Items listed in a dataset:
****************
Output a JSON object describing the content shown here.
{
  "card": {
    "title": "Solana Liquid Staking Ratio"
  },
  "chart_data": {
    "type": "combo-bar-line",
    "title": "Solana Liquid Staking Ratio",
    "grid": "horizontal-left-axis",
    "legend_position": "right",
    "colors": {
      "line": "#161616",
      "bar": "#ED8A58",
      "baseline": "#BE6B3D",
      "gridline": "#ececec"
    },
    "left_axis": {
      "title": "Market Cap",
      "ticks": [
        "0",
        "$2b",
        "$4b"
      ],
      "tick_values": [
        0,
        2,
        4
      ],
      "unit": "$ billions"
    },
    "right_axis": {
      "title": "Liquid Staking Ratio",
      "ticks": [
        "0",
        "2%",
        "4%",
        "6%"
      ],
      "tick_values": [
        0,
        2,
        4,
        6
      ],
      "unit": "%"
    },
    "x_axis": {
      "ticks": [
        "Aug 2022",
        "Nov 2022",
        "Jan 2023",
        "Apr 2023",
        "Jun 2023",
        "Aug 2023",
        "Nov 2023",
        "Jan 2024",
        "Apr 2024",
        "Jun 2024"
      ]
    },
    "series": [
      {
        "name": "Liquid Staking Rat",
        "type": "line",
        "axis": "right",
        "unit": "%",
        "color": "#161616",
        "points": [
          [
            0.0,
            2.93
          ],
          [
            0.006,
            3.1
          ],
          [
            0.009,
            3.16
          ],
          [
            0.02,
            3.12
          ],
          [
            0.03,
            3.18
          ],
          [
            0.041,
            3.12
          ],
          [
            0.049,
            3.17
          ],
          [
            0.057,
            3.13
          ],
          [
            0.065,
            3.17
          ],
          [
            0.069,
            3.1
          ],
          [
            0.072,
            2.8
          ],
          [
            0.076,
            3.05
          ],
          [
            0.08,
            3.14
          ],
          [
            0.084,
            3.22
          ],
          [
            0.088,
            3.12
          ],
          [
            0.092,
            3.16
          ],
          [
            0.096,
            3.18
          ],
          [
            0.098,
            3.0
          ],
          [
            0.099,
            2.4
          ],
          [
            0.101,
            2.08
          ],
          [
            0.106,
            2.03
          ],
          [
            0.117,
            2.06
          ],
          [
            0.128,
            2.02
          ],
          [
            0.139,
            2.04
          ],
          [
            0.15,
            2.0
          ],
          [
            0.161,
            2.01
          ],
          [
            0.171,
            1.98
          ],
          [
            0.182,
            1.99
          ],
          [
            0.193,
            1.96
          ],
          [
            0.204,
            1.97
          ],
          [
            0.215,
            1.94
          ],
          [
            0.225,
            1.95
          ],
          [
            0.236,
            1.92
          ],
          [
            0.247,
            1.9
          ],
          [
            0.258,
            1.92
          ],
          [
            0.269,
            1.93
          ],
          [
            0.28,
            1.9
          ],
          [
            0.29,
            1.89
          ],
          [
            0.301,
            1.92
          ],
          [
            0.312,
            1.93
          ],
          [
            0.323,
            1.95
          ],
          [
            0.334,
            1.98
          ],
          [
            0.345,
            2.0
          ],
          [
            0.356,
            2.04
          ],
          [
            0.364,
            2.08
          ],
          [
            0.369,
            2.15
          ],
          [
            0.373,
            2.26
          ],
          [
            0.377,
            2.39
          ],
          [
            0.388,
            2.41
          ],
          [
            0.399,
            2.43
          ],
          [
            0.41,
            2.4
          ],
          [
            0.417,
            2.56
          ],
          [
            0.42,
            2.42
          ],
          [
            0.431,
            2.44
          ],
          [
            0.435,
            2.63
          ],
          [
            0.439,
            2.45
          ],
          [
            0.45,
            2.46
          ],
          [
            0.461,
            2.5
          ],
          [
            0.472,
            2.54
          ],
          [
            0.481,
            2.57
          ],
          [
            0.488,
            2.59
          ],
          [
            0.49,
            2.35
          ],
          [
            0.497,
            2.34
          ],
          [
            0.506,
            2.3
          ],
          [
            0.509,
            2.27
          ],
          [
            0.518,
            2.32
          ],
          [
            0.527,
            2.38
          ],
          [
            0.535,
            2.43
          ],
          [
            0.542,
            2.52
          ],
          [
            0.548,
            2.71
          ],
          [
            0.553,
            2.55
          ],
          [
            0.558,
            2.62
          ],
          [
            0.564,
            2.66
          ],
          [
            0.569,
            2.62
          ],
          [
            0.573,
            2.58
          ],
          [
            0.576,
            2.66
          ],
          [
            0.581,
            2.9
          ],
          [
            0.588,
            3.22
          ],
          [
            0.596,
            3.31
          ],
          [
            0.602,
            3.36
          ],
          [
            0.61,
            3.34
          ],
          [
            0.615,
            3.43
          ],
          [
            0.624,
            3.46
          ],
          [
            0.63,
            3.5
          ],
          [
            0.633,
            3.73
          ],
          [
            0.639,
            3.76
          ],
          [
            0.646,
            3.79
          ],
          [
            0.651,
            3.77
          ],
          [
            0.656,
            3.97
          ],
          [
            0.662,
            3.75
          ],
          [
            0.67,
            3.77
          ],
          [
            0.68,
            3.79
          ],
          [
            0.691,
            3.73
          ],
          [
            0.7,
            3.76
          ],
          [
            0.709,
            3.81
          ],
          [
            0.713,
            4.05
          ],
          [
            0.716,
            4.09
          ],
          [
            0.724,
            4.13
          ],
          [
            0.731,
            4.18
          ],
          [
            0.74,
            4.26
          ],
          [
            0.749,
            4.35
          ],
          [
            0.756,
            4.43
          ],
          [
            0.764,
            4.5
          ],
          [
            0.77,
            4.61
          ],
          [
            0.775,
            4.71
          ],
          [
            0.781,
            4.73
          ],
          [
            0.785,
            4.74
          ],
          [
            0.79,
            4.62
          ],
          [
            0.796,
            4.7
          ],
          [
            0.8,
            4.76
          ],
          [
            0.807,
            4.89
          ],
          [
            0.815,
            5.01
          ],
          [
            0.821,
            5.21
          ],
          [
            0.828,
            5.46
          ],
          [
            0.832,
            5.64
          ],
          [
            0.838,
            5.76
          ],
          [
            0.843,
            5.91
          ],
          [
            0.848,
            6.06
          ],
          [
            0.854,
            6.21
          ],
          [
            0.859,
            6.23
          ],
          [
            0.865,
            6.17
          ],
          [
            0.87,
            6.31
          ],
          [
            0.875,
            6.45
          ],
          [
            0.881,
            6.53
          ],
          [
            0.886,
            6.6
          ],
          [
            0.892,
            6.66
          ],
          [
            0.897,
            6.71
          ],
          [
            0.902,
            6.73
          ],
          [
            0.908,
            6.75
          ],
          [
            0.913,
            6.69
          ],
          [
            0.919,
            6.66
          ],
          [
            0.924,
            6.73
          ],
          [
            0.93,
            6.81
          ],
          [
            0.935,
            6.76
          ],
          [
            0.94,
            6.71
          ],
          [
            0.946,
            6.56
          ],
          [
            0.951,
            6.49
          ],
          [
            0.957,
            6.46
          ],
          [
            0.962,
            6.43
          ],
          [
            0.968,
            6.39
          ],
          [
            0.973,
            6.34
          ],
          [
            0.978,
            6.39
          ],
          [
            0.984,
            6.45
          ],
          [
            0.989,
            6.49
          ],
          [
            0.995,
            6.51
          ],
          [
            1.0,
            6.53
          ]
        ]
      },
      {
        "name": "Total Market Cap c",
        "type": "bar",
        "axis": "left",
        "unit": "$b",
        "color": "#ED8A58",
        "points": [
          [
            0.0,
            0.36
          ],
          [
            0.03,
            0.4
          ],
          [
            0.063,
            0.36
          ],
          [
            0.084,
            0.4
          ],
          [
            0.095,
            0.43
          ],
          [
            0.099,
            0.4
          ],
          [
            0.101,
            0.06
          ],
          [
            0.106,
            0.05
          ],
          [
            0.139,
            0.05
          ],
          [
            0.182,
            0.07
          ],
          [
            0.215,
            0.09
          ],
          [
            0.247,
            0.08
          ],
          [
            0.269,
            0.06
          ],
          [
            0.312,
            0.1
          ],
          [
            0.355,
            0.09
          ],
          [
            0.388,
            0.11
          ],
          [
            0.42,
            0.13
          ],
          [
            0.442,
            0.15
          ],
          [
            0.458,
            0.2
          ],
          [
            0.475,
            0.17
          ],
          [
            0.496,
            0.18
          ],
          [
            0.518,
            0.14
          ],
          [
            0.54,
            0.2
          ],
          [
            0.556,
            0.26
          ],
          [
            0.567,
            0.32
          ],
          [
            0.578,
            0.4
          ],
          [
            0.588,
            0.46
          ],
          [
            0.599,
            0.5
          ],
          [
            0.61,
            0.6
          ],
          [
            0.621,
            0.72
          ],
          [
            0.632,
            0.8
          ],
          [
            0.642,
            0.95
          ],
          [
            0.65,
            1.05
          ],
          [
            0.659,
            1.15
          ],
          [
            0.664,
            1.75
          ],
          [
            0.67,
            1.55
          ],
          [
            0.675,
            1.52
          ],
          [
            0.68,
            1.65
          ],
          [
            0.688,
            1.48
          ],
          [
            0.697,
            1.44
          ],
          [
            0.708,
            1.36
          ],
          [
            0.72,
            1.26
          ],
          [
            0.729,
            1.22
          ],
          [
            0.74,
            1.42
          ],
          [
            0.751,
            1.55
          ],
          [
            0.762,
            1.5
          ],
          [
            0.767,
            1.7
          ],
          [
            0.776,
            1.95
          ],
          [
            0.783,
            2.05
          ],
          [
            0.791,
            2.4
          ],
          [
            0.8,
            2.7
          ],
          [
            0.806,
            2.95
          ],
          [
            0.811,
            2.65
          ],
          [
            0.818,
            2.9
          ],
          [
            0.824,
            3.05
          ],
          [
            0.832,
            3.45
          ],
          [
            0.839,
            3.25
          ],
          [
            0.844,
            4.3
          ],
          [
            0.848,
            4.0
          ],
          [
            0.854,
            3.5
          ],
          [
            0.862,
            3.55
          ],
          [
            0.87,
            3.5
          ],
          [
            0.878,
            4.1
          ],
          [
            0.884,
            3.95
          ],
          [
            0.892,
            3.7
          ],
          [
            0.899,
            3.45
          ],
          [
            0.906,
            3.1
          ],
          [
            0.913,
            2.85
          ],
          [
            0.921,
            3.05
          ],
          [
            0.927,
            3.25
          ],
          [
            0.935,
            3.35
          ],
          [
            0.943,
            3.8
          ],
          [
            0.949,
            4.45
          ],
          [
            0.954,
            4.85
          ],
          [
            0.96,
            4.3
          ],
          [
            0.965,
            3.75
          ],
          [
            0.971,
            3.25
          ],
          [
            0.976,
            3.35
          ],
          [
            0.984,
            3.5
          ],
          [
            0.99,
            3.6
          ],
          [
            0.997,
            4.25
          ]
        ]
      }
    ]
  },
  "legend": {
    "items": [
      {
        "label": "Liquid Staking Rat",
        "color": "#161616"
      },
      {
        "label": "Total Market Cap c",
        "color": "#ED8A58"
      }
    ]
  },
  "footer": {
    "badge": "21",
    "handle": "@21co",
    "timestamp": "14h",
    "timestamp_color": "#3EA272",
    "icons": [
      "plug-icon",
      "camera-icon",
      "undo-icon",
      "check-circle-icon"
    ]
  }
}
****************
Stated goal -
Find each line with the string "Solana" and copy it out.

Response -
    "title": "Solana Liquid Staking Ratio"
    "title": "Solana Liquid Staking Ratio",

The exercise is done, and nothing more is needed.